* _Goal_
What follows is a set of records; repeat all of them exactly.

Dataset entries
+ + + + +

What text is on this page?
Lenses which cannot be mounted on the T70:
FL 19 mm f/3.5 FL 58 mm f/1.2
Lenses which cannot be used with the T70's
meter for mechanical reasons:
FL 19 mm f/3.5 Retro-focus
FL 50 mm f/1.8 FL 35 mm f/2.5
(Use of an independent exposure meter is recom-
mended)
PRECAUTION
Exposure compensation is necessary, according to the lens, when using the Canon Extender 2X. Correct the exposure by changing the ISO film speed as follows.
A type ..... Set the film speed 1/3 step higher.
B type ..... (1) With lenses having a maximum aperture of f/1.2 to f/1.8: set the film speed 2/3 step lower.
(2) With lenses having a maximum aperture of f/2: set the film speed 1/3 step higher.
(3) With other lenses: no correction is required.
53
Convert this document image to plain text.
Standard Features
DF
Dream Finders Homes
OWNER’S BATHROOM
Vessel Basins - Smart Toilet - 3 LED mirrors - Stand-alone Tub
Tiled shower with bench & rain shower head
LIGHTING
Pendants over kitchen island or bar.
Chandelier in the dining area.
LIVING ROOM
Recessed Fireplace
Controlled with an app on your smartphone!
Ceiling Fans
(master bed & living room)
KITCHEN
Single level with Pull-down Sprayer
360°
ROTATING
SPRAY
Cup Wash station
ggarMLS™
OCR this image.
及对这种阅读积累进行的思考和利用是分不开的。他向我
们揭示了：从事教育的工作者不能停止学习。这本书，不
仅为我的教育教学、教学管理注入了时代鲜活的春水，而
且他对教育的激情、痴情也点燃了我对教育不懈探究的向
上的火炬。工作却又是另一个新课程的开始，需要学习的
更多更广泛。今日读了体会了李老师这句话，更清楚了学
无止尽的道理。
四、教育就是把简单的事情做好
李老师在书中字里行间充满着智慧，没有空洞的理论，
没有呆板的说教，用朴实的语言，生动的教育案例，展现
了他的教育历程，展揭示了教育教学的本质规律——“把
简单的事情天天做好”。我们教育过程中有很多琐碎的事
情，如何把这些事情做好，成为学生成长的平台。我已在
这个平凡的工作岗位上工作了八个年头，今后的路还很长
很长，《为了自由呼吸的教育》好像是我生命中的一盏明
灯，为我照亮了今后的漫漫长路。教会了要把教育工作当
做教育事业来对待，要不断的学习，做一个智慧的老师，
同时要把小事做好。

+ + + + +

* _Task response_
What text is on this page?
Lenses which cannot be mounted on the T70:
FL 19 mm f/3.5 FL 58 mm f/1.2
Lenses which cannot be used with the T70's
meter for mechanical reasons:
FL 19 mm f/3.5 Retro-focus
FL 50 mm f/1.8 FL 35 mm f/2.5
(Use of an independent exposure meter is recom-
mended)
PRECAUTION
Exposure compensation is necessary, according to the lens, when using the Canon Extender 2X. Correct the exposure by changing the ISO film speed as follows.
A type ..... Set the film speed 1/3 step higher.
B type ..... (1) With lenses having a maximum aperture of f/1.2 to f/1.8: set the film speed 2/3 step lower.
(2) With lenses having a maximum aperture of f/2: set the film speed 1/3 step higher.
(3) With other lenses: no correction is required.
53
Convert this document image to plain text.
Standard Features
DF
Dream Finders Homes
OWNER’S BATHROOM
Vessel Basins - Smart Toilet - 3 LED mirrors - Stand-alone Tub
Tiled shower with bench & rain shower head
LIGHTING
Pendants over kitchen island or bar.
Chandelier in the dining area.
LIVING ROOM
Recessed Fireplace
Controlled with an app on your smartphone!
Ceiling Fans
(master bed & living room)
KITCHEN
Single level with Pull-down Sprayer
360°
ROTATING
SPRAY
Cup Wash station
ggarMLS™
OCR this image.
及对这种阅读积累进行的思考和利用是分不开的。他向我
们揭示了：从事教育的工作者不能停止学习。这本书，不
仅为我的教育教学、教学管理注入了时代鲜活的春水，而
且他对教育的激情、痴情也点燃了我对教育不懈探究的向
上的火炬。工作却又是另一个新课程的开始，需要学习的
更多更广泛。今日读了体会了李老师这句话，更清楚了学
无止尽的道理。
四、教育就是把简单的事情做好
李老师在书中字里行间充满着智慧，没有空洞的理论，
没有呆板的说教，用朴实的语言，生动的教育案例，展现
了他的教育历程，展揭示了教育教学的本质规律——“把
简单的事情天天做好”。我们教育过程中有很多琐碎的事
情，如何把这些事情做好，成为学生成长的平台。我已在
这个平凡的工作岗位上工作了八个年头，今后的路还很长
很长，《为了自由呼吸的教育》好像是我生命中的一盏明
灯，为我照亮了今后的漫漫长路。教会了要把教育工作当
做教育事业来对待，要不断的学习，做一个智慧的老师，
同时要把小事做好。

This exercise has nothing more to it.